TASK PROMPT:
Find how many lines of the listing include the string "name", and report only that figure.

Part of a data file
/---

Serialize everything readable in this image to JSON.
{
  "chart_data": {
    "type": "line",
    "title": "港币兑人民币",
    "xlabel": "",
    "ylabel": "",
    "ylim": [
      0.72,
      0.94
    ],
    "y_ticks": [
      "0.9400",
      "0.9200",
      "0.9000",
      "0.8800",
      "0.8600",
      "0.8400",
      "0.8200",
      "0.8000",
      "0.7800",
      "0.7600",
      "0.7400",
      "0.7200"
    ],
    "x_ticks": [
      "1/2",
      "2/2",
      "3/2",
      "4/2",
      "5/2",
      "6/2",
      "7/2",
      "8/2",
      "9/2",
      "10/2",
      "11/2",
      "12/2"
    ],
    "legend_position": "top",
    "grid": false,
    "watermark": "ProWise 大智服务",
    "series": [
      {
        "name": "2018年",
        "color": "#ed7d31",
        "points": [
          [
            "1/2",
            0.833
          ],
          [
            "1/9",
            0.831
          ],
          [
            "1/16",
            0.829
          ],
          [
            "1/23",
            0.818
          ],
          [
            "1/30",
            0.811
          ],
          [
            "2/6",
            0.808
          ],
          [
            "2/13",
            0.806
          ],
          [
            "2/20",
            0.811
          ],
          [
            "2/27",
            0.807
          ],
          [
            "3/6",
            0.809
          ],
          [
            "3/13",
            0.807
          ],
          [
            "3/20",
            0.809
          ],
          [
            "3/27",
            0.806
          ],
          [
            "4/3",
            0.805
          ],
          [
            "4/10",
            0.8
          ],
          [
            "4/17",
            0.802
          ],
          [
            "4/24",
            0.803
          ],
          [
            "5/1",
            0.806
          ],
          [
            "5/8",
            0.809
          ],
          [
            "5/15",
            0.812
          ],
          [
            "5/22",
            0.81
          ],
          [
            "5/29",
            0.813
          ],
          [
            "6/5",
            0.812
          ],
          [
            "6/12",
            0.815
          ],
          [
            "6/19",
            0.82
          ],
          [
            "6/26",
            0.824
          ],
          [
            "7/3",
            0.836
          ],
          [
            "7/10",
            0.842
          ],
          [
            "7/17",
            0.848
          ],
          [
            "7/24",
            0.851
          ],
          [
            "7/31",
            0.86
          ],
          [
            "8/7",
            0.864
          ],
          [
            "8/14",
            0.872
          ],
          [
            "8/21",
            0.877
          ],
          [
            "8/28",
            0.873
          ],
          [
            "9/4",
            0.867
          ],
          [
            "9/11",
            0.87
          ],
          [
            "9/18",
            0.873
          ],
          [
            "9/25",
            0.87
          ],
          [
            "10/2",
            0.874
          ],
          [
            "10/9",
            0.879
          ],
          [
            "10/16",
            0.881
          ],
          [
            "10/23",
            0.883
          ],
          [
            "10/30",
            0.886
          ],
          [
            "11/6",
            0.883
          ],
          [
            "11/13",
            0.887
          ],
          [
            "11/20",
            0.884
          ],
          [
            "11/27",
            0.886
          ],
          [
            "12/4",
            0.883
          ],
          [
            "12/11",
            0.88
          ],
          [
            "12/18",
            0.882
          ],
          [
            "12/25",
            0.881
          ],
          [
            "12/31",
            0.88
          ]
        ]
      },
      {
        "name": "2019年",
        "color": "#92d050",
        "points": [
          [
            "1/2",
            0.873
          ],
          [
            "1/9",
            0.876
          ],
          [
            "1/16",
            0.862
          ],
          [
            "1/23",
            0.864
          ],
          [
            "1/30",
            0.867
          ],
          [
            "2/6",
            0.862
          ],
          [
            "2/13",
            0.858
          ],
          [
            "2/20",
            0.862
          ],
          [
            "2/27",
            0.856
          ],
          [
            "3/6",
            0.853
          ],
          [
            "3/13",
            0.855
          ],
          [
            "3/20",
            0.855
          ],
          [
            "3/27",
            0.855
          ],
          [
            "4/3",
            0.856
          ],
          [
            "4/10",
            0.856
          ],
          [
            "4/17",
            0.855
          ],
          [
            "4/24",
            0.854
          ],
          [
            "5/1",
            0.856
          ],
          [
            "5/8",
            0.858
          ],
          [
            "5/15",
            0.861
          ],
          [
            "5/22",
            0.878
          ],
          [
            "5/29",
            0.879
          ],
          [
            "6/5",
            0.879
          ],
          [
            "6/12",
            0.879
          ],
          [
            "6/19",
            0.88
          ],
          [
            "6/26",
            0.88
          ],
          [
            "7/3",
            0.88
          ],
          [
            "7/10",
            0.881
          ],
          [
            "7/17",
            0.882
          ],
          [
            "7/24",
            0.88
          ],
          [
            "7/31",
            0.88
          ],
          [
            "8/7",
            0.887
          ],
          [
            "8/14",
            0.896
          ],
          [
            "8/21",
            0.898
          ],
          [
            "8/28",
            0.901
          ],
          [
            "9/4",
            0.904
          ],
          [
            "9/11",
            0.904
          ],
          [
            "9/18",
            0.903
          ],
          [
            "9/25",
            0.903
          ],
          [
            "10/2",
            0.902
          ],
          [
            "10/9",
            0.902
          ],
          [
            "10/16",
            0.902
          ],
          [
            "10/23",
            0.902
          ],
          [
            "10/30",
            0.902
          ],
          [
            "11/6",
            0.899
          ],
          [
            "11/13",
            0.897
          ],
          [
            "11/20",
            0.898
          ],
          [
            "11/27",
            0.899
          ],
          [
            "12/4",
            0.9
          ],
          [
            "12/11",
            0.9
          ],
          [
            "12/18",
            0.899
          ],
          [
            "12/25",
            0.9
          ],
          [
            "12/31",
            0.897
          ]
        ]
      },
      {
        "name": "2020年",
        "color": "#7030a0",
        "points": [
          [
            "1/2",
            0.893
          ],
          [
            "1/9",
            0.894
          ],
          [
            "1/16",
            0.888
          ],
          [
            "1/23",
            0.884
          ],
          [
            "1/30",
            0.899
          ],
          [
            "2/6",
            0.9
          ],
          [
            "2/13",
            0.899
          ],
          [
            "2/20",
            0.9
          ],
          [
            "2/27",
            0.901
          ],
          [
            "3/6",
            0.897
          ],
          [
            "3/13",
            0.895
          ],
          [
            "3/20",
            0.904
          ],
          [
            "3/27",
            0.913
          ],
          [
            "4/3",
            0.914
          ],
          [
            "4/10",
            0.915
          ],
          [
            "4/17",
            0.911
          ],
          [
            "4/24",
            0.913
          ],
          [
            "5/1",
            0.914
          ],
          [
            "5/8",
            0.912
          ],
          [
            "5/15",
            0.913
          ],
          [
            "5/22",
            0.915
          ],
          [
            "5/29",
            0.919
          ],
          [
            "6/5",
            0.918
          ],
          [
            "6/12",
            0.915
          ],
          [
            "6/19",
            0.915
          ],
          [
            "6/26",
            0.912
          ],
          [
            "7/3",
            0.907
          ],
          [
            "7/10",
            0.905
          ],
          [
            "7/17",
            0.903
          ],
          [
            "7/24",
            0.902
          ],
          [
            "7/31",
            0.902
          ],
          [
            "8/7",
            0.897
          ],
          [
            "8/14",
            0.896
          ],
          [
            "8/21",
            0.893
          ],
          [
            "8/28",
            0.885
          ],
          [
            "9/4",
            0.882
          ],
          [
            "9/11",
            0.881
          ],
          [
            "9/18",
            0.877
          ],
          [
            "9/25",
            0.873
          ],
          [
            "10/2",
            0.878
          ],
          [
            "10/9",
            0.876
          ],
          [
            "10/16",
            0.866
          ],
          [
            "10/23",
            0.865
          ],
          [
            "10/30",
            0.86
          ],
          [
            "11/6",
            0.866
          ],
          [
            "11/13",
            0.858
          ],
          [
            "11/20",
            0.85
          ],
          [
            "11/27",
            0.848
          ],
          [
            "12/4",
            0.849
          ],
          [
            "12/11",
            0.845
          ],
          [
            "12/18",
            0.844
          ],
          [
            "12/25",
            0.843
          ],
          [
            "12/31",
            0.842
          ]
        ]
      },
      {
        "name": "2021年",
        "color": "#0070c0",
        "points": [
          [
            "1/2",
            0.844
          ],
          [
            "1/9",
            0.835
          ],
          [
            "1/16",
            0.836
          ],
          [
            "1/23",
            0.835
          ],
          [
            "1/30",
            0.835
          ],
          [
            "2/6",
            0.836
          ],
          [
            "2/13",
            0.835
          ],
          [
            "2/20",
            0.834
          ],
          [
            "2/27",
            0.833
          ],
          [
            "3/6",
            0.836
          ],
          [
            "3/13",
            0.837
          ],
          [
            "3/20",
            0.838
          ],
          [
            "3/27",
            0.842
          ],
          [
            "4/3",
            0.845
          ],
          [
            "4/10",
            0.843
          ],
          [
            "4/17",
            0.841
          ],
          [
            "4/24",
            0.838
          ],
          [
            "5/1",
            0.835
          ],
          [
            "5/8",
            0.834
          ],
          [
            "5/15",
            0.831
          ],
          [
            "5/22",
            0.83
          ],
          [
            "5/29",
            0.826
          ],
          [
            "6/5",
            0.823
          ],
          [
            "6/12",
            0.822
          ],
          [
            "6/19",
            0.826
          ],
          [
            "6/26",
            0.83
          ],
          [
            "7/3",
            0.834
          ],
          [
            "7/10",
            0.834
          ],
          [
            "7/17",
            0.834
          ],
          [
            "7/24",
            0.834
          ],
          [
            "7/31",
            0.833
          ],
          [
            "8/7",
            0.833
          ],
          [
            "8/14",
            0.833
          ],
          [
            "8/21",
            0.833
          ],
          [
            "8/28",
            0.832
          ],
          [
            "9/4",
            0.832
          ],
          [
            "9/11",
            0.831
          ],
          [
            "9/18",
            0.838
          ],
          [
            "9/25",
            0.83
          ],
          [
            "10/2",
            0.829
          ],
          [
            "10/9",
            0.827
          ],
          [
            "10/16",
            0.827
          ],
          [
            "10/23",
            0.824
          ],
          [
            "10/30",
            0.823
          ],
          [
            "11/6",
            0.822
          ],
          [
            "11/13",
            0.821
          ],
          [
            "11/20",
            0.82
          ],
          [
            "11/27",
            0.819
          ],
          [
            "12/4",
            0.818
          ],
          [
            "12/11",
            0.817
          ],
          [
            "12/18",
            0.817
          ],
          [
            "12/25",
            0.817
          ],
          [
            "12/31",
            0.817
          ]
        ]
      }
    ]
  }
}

\---

RESULT OF THIS EXERCISE:
4